▸ **Given request**
Find every line containing the word "JSON" in the records below; report only how many there are.

━━ Record extracts ━━

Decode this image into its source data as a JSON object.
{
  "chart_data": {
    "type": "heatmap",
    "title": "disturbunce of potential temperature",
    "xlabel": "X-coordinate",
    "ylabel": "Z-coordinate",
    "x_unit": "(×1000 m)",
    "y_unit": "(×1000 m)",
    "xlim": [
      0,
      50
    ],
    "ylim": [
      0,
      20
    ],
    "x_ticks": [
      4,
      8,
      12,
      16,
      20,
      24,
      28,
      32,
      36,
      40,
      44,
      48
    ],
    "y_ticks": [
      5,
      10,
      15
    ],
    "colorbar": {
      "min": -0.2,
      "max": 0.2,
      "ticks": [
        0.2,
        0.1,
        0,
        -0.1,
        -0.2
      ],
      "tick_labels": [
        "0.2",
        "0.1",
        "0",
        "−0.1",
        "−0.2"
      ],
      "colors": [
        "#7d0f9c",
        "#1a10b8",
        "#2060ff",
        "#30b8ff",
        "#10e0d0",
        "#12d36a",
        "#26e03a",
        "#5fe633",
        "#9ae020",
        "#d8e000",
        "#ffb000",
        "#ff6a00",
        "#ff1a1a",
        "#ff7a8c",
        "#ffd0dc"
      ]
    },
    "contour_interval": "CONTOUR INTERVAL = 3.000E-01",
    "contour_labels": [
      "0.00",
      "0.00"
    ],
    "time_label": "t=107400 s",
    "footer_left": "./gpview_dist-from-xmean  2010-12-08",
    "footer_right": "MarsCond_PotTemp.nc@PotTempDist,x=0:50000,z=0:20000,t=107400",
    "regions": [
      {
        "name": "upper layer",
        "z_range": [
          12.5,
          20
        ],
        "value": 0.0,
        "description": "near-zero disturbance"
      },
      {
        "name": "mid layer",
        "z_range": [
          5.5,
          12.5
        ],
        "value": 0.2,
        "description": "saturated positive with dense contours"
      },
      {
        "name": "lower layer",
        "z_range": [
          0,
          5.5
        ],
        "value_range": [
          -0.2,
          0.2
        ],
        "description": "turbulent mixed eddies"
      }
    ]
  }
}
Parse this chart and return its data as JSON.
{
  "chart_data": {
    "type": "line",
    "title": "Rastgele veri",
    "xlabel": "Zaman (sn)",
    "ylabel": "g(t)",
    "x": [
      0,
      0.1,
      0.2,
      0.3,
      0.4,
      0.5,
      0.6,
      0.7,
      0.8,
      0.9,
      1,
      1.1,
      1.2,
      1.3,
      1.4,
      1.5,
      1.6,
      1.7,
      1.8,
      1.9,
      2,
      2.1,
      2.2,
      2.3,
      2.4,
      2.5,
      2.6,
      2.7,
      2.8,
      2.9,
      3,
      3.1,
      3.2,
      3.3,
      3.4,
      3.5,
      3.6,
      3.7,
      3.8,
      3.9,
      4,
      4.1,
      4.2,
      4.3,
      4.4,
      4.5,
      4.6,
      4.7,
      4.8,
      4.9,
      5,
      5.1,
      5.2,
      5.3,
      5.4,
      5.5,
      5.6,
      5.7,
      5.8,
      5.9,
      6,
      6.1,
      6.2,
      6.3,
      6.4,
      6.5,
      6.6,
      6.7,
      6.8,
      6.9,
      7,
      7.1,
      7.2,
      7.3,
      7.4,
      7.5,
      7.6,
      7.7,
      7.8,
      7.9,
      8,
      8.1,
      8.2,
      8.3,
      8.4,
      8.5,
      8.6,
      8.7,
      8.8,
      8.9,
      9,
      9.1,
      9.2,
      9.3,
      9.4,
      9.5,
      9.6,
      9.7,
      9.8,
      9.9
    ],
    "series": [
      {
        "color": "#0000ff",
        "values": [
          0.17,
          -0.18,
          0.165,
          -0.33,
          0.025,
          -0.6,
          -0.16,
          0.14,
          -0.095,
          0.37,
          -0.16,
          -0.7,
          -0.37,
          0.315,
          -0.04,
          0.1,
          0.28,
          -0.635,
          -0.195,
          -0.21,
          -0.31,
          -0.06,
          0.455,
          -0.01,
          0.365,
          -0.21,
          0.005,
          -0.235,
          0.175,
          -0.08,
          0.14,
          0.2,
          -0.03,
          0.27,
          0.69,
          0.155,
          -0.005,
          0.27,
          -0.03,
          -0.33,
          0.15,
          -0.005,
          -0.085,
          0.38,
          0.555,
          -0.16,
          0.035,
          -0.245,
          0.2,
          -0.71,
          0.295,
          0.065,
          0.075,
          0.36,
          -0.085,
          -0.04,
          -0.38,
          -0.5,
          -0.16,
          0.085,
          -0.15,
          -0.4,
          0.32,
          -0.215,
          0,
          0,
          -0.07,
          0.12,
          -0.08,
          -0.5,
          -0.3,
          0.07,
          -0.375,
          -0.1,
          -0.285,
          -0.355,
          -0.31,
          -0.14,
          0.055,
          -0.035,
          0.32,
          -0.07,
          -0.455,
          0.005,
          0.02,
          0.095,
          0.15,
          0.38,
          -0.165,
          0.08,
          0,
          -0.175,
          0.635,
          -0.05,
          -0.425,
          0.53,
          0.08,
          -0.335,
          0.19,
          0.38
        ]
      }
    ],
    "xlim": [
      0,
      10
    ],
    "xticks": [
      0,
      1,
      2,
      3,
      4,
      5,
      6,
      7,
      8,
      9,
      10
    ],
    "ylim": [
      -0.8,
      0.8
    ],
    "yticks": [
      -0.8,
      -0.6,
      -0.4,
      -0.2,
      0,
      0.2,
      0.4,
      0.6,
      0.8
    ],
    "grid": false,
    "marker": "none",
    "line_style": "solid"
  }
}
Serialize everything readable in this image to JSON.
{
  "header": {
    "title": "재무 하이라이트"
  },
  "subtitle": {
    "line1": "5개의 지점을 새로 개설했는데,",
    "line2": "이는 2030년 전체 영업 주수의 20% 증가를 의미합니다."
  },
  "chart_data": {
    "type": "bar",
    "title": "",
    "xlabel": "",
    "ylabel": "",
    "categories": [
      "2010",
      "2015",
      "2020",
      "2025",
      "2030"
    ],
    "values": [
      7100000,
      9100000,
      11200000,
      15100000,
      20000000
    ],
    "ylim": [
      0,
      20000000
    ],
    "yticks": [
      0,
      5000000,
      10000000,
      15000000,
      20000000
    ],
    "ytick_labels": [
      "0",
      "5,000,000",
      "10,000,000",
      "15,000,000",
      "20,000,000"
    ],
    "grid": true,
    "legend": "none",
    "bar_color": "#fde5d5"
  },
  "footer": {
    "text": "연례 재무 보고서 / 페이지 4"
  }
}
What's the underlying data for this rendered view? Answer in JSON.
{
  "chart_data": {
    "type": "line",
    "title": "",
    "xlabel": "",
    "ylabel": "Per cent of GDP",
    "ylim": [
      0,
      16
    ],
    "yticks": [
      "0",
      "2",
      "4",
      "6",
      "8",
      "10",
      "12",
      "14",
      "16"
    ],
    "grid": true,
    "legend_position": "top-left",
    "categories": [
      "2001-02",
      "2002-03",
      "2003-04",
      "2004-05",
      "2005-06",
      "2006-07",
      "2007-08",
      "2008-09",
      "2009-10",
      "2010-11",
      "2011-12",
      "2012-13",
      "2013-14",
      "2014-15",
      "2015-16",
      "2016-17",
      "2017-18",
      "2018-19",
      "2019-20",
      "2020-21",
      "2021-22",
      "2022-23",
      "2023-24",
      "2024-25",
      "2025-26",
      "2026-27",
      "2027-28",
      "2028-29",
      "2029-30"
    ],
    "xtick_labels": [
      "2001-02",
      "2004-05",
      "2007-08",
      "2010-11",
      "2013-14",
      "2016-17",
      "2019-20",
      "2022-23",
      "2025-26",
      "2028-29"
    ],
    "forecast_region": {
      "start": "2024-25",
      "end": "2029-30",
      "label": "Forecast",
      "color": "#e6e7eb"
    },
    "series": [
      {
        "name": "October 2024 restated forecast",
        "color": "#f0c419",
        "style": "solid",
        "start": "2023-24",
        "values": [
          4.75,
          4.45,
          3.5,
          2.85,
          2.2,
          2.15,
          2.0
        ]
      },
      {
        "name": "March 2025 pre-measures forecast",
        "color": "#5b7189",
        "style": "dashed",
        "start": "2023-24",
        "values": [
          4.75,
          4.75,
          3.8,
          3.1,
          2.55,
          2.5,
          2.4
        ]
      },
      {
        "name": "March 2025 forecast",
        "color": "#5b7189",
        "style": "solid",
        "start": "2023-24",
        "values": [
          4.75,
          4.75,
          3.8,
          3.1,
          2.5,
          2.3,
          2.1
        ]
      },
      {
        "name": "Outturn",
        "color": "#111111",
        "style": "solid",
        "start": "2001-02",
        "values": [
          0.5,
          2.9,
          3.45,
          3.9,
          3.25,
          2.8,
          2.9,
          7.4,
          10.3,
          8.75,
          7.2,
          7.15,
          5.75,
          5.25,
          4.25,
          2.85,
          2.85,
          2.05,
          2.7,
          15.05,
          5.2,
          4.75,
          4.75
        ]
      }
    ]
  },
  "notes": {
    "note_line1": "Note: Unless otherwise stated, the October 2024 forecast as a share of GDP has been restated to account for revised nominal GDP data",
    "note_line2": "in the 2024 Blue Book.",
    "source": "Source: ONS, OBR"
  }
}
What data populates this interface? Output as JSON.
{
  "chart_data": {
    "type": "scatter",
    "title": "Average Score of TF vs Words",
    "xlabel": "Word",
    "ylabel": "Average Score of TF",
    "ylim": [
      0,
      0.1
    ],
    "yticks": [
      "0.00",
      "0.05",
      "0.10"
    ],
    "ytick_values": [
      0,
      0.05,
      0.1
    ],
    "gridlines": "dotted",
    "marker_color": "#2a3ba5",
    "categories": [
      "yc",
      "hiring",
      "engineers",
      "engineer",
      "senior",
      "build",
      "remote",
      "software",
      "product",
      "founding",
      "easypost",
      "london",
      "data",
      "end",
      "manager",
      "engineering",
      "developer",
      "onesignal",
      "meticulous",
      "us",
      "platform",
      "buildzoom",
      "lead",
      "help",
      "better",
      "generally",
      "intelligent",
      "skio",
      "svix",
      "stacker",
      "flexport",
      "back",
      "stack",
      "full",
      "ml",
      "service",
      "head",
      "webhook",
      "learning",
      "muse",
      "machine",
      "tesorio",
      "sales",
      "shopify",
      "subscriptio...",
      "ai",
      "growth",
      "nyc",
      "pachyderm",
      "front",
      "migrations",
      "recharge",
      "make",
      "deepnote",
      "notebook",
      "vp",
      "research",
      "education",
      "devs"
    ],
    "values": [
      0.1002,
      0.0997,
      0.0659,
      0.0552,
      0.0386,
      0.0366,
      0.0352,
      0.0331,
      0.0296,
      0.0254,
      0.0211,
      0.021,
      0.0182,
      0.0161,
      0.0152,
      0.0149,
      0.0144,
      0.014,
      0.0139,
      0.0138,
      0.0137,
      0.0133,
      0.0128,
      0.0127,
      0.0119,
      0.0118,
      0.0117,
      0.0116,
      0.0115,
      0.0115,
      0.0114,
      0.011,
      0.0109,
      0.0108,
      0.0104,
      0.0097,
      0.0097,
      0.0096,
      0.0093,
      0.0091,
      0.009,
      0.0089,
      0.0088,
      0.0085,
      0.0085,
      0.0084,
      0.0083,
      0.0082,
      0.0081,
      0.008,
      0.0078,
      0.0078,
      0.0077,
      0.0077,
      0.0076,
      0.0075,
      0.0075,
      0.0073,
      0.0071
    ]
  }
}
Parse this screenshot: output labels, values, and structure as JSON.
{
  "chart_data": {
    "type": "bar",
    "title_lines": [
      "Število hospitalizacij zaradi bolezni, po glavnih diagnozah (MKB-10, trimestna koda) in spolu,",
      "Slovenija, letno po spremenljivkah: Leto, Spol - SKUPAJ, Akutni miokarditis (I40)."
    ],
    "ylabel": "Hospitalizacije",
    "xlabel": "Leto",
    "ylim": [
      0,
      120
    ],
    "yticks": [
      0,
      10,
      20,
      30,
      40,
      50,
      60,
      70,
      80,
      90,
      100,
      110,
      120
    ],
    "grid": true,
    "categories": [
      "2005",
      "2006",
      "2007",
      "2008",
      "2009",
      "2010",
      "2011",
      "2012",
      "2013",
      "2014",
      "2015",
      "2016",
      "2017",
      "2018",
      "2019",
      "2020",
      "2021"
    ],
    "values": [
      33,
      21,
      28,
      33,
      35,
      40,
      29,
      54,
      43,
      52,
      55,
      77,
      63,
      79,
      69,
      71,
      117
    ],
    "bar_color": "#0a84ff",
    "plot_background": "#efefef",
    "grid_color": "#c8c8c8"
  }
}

━━━

▸ **Completed task**
6